■ **INSTRUCTION**: State only how many lines contain the string "toàn".

■ **GIVEN RECORDS**:
↓↓↓
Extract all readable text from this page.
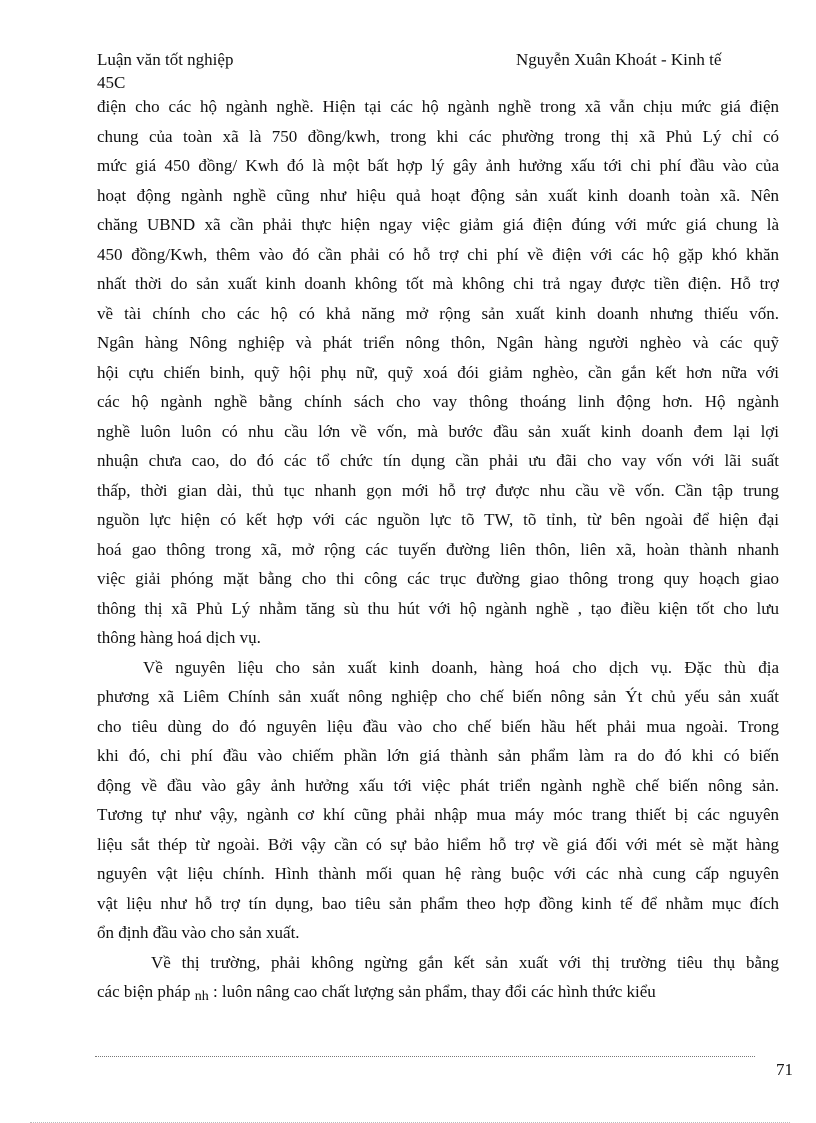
Luận văn tốt nghiệp	Nguyễn Xuân Khoát - Kinh tế
45C
điện cho các hộ ngành nghề. Hiện tại các hộ ngành nghề trong xã vẫn chịu mức giá điện
chung của toàn xã là 750 đồng/kwh, trong khi các phường trong thị xã Phủ Lý chỉ có
mức giá 450 đồng/ Kwh đó là một bất hợp lý gây ảnh hưởng xấu tới chi phí đầu vào của
hoạt động ngành nghề cũng như hiệu quả hoạt động sản xuất kinh doanh toàn xã. Nên
chăng UBND xã cần phải thực hiện ngay việc giảm giá điện đúng với mức giá chung là
450 đồng/Kwh, thêm vào đó cần phải có hỗ trợ chi phí về điện với các hộ gặp khó khăn
nhất thời do sản xuất kinh doanh không tốt mà không chi trả ngay được tiền điện. Hỗ trợ
về tài chính cho các hộ có khả năng mở rộng sản xuất kinh doanh nhưng thiếu vốn.
Ngân hàng Nông nghiệp và phát triển nông thôn, Ngân hàng người nghèo và các quỹ
hội cựu chiến binh, quỹ hội phụ nữ, quỹ xoá đói giảm nghèo, cần gắn kết hơn nữa với
các hộ ngành nghề bằng chính sách cho vay thông thoáng linh động hơn. Hộ ngành
nghề luôn luôn có nhu cầu lớn về vốn, mà bước đầu sản xuất kinh doanh đem lại lợi
nhuận chưa cao, do đó các tổ chức tín dụng cần phải ưu đãi cho vay vốn với lãi suất
thấp, thời gian dài, thủ tục nhanh gọn mới hỗ trợ được nhu cầu về vốn. Cần tập trung
nguồn lực hiện có kết hợp với các nguồn lực tõ TW, tõ tỉnh, từ bên ngoài để hiện đại
hoá gao thông trong xã, mở rộng các tuyến đường liên thôn, liên xã, hoàn thành nhanh
việc giải phóng mặt bằng cho thi công các trục đường giao thông trong quy hoạch giao
thông thị xã Phủ Lý nhằm tăng sù thu hút với hộ ngành nghề , tạo điều kiện tốt cho lưu
thông hàng hoá dịch vụ.
Về nguyên liệu cho sản xuất kinh doanh, hàng hoá cho dịch vụ. Đặc thù địa
phương xã Liêm Chính sản xuất nông nghiệp cho chế biến nông sản Ýt chủ yếu sản xuất
cho tiêu dùng do đó nguyên liệu đầu vào cho chế biến hầu hết phải mua ngoài. Trong
khi đó, chi phí đầu vào chiếm phần lớn giá thành sản phẩm làm ra do đó khi có biến
động về đầu vào gây ảnh hưởng xấu tới việc phát triển ngành nghề chế biến nông sản.
Tương tự như vậy, ngành cơ khí cũng phải nhập mua máy móc trang thiết bị các nguyên
liệu sắt thép từ ngoài. Bởi vậy cần có sự bảo hiểm hỗ trợ về giá đối với mét sè mặt hàng
nguyên vật liệu chính. Hình thành mối quan hệ ràng buộc với các nhà cung cấp nguyên
vật liệu như hỗ trợ tín dụng, bao tiêu sản phẩm theo hợp đồng kinh tế để nhằm mục đích
ổn định đầu vào cho sản xuất.
Về thị trường, phải không ngừng gắn kết sản xuất với thị trường tiêu thụ bằng
các biện pháp nh : luôn nâng cao chất lượng sản phẩm, thay đổi các hình thức kiểu
71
↑↑↑
■ **FINAL ANSWER**: 2